**Excerpted data:**
— start —
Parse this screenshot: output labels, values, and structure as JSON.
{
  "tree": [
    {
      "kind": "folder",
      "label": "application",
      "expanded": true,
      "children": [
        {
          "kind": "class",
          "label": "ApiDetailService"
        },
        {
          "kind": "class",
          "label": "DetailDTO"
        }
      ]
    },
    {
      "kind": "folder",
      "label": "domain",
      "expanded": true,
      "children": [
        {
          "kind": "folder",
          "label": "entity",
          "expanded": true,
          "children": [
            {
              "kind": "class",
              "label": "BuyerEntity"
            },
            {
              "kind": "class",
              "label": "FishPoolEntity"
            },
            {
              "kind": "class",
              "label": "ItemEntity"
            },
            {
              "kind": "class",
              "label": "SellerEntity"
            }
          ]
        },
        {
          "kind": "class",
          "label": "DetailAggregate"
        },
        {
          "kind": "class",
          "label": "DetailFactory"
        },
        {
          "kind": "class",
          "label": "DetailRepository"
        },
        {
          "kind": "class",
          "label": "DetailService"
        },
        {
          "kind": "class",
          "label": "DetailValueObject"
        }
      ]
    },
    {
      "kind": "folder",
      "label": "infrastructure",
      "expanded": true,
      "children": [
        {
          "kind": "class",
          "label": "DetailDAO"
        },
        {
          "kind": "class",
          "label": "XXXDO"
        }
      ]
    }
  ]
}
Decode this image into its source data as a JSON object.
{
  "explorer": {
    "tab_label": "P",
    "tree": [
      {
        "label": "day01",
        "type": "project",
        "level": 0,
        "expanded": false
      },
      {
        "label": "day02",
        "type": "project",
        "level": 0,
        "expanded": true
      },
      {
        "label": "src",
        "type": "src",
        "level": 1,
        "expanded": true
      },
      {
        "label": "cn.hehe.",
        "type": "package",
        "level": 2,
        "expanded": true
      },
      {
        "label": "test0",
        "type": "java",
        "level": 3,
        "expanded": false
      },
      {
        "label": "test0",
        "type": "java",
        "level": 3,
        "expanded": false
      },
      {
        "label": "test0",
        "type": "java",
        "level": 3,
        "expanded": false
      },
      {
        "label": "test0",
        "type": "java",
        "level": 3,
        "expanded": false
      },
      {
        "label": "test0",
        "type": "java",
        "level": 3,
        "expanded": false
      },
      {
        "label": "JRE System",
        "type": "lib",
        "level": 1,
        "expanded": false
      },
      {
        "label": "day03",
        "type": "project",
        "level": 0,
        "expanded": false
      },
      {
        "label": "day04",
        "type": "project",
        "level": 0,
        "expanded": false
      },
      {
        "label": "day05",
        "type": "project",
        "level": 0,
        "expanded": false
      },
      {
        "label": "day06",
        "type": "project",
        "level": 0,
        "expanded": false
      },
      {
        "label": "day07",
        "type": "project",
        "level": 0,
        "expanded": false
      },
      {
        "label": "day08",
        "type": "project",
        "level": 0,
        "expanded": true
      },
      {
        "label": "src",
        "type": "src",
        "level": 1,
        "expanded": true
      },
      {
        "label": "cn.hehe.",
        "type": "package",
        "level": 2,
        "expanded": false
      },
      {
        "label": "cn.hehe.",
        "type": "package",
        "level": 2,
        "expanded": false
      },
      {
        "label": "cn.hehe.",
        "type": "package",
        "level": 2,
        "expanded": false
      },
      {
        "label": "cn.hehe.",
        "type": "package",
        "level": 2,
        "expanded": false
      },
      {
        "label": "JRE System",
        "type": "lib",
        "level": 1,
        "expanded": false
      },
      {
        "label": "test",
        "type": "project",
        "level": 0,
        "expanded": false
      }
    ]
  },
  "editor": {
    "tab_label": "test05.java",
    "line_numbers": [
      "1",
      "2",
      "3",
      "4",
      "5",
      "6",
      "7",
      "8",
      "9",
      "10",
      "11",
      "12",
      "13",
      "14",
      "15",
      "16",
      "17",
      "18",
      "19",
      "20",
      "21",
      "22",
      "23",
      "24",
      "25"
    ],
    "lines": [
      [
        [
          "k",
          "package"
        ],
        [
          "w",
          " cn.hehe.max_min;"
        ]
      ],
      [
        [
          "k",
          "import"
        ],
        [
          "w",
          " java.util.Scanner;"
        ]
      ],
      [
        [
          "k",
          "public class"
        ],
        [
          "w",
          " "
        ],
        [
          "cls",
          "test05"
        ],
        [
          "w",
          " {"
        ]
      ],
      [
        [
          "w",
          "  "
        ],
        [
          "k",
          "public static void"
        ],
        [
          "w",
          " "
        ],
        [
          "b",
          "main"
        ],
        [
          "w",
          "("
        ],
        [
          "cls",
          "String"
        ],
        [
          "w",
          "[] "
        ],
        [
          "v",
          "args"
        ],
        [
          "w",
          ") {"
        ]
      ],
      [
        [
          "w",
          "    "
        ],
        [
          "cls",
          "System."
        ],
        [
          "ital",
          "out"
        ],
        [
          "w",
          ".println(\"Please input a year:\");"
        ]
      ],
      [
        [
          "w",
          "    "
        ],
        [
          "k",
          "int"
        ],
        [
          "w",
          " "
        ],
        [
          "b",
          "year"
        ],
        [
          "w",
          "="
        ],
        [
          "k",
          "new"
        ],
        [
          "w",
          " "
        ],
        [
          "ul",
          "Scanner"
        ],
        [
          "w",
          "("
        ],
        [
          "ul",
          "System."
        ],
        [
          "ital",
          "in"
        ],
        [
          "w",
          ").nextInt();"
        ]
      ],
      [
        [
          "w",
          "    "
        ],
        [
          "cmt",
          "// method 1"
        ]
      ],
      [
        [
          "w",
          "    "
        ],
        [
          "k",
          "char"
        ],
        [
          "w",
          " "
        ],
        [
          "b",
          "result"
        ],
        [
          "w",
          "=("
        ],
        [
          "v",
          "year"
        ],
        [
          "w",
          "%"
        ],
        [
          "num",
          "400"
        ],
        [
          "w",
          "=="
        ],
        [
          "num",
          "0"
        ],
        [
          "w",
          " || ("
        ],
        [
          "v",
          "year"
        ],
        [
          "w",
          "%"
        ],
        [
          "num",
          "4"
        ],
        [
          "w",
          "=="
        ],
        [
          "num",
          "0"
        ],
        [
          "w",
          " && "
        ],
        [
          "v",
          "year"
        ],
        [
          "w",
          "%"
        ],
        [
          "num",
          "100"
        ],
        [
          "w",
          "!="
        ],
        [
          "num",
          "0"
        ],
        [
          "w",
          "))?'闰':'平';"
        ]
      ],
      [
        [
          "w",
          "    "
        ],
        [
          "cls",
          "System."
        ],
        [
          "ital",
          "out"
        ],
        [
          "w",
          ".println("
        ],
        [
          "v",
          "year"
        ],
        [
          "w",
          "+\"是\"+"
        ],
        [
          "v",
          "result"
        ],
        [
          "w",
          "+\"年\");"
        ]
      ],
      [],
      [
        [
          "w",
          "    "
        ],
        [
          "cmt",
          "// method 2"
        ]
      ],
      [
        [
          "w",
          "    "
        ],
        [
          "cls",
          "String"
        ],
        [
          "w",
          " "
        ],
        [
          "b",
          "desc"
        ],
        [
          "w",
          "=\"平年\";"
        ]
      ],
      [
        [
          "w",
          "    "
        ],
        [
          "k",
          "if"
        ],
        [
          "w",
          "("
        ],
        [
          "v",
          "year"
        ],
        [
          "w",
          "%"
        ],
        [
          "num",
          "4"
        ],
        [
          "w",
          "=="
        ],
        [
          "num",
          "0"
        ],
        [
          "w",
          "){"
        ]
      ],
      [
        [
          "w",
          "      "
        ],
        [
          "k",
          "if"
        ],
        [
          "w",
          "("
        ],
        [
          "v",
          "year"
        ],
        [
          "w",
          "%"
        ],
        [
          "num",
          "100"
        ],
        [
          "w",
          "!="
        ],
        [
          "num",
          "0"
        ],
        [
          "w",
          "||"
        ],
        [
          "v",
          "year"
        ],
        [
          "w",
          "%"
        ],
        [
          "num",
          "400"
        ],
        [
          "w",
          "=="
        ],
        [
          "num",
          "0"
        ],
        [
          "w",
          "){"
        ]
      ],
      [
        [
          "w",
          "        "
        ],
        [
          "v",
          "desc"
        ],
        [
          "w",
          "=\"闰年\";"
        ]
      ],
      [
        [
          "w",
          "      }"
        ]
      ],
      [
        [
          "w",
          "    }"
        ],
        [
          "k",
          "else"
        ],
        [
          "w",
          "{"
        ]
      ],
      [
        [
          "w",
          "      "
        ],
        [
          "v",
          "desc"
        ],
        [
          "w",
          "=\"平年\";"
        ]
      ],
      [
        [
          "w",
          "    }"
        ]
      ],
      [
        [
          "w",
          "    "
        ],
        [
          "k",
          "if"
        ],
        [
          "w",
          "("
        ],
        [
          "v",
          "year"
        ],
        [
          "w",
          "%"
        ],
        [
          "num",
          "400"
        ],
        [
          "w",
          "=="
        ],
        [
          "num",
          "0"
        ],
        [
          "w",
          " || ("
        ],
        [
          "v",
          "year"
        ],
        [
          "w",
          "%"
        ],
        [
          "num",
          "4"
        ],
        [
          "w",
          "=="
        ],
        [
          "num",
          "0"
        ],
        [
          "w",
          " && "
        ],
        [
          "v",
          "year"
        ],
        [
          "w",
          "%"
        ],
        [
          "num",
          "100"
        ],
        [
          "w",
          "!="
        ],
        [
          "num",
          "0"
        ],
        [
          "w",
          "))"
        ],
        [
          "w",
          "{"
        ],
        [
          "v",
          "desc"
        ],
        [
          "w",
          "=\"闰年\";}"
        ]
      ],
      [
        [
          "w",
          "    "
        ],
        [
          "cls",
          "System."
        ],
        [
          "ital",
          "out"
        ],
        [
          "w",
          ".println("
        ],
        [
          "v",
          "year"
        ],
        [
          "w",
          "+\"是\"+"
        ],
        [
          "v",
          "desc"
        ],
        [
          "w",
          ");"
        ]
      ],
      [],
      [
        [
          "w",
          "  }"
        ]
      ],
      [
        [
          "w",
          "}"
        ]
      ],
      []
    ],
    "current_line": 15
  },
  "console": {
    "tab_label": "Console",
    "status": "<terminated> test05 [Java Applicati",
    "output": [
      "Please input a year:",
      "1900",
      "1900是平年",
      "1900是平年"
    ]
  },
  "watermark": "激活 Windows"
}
— end —
**Task prompt:** Search the lines for "input". Copy each line that has it.

**Written response:**
          ".println(\"Please input a year:\");"
      "Please input a year:",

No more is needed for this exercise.